Is there anyway of running it without building it from source?

Cant find much info on doing so.

Thanks


----------



## T-Daemon (Jan 31, 2022)

editors/neovim is available as package for architectures FreeBSD:14:amd64 and FreeBSD:14:i386, also in a older version on FreeBSD:14:powerpc64.

If your hardware has a architecture other than mentioned above, you need to build it from ports.


----------



## puppet (Jan 31, 2022)

T-Daemon said:


> editors/neovim is available as package for architectures FreeBSD:14:amd64 and FreeBSD:14:i386, also in a older version on FreeBSD:14:powerpc64.
> 
> If your hardware has a architecture other then mentioned above, you need to build it from ports.


Thanks... I am using aarch64.


----------



## Erichans (Jan 31, 2022)

puppet said:


> I use to us freebsd for server builds around 20 years ago LOL, yeh I'm an old bugger  These days I'm using fedora and macos and wanted to to give freebsd another whirl.
> 
> Anyway using 14-current I figured neovim would be be in packages?


Just curious: why would you want to track -CURRENT _and_ try using packages (as in `pkg install neovim`); as opposed to:
using/compiling -CURRENT and compiling your own software, outside the base install, from ports?

Note that, since a few years (2015), the support—and development—model has made a big change: Supported FreeBSD releases


----------



## puppet (Feb 1, 2022)

Erichans said:


> Just curious: why would you want to track -CURRENT _and_ try using packages (as in `pkg install neovim`); as opposed to:
> using/compiling -CURRENT and compiling your own software, outside the base install, from ports?
> 
> Note that, since a few years (2015), the support—and development—model has made a big change: Supported FreeBSD releases


Only reason is 13 release has no network support for parallels on m1 mac. I am playing around in there first before moving to metal.


----------

================================

● **Instruction**:
In the forum thread about running neovim on FreeBSD, what architecture does puppet say they are using? The listing after this text is not needed to answer anything here.

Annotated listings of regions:

================================

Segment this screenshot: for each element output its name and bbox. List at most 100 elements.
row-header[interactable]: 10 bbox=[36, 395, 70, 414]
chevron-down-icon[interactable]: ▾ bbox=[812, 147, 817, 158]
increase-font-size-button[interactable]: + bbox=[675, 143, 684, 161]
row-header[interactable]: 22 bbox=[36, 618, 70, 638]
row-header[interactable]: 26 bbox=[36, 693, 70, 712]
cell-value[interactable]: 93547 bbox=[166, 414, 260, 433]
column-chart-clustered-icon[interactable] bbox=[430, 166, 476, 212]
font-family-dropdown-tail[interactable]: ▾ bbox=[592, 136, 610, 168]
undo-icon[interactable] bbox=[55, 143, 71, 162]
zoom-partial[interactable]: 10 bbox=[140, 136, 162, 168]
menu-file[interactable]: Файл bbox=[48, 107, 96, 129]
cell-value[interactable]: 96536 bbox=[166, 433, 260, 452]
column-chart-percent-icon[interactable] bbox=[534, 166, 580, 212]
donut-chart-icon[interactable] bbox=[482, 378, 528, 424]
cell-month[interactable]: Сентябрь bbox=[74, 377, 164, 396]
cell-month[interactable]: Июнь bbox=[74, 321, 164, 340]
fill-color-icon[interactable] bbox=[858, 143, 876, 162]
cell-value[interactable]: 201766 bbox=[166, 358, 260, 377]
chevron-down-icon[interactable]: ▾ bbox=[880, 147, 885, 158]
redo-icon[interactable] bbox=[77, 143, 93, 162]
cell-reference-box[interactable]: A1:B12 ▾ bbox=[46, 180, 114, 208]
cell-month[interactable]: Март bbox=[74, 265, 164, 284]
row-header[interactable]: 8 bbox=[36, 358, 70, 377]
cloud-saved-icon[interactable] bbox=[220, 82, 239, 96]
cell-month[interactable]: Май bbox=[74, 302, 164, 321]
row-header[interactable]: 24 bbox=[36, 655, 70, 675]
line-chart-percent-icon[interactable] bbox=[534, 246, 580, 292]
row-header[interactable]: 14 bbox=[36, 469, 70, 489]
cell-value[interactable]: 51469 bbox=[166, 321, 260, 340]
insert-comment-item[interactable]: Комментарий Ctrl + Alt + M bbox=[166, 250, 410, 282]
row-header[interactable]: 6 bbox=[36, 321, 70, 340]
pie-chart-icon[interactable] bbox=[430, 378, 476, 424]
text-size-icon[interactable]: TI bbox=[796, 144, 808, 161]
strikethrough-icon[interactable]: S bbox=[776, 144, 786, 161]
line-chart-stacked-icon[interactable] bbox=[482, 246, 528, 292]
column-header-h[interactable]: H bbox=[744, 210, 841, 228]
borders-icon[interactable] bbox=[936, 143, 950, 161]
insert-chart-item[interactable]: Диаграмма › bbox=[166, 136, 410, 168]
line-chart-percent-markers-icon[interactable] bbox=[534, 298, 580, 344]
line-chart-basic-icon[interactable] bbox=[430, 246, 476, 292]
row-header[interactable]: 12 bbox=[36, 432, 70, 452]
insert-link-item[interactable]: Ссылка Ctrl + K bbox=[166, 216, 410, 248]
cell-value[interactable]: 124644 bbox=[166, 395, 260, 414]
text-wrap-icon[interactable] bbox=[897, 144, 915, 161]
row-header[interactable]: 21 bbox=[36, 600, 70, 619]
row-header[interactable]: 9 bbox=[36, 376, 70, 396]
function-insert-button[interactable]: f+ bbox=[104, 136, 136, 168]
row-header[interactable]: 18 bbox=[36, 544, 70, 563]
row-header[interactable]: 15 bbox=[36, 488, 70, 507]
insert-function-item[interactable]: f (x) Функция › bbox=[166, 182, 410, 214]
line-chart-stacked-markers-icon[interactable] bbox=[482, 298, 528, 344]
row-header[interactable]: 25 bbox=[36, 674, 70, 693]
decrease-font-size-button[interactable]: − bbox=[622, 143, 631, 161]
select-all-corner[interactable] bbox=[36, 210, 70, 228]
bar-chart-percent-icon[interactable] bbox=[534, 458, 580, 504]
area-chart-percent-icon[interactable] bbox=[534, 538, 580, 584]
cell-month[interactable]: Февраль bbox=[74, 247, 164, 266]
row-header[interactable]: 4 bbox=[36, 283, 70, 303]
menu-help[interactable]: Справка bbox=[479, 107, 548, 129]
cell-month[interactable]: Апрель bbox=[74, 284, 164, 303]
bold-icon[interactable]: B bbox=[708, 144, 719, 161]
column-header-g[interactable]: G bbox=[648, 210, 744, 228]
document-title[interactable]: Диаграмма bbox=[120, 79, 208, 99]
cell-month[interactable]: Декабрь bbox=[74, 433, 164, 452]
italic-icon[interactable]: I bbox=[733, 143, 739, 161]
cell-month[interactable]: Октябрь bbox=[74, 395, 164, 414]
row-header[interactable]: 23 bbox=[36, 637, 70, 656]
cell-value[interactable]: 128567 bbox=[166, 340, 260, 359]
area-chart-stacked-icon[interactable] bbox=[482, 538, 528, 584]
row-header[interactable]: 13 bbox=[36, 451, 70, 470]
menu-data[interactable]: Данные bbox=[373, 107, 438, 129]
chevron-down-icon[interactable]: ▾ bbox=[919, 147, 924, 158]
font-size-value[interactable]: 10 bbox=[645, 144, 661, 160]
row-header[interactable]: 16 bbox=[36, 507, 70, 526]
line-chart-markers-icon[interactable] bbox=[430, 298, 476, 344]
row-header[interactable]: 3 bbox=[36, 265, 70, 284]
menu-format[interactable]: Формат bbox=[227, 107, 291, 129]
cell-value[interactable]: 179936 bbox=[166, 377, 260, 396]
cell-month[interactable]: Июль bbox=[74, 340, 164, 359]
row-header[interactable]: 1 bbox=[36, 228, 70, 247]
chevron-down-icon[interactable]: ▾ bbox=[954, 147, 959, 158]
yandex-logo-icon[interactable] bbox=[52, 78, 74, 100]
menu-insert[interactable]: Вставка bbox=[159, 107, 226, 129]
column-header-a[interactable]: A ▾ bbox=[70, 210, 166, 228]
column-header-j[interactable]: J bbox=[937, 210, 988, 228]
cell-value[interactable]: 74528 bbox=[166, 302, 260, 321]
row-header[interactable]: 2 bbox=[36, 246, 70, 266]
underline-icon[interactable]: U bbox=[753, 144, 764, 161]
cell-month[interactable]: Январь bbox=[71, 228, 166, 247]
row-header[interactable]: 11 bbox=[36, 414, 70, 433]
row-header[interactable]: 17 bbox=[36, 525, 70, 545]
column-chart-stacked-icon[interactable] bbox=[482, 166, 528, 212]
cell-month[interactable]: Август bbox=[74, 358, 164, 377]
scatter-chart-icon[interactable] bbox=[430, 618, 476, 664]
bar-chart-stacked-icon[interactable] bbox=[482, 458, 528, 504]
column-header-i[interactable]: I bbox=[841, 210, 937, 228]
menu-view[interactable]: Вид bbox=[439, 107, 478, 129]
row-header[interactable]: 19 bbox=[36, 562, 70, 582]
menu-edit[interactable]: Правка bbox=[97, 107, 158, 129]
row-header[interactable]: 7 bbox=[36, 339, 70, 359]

================================

● **Result for this exercise**:
aarch64